Your goal. Report how many lines hold the word "Protocol"; answer with the number alone.

________________________

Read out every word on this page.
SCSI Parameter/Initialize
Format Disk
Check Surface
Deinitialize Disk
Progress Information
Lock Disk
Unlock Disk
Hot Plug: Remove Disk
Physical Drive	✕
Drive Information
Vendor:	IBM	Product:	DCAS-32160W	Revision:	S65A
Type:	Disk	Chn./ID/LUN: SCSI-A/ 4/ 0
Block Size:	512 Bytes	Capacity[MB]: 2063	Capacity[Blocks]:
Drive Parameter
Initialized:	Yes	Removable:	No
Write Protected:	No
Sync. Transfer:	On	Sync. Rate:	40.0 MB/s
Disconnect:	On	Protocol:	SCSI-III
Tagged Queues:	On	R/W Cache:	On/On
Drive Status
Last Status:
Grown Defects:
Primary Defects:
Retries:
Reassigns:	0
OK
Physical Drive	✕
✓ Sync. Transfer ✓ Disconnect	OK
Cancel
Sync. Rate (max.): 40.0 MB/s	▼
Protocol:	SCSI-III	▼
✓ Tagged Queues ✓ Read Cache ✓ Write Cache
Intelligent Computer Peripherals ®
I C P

________________________

Result of this exercise. 2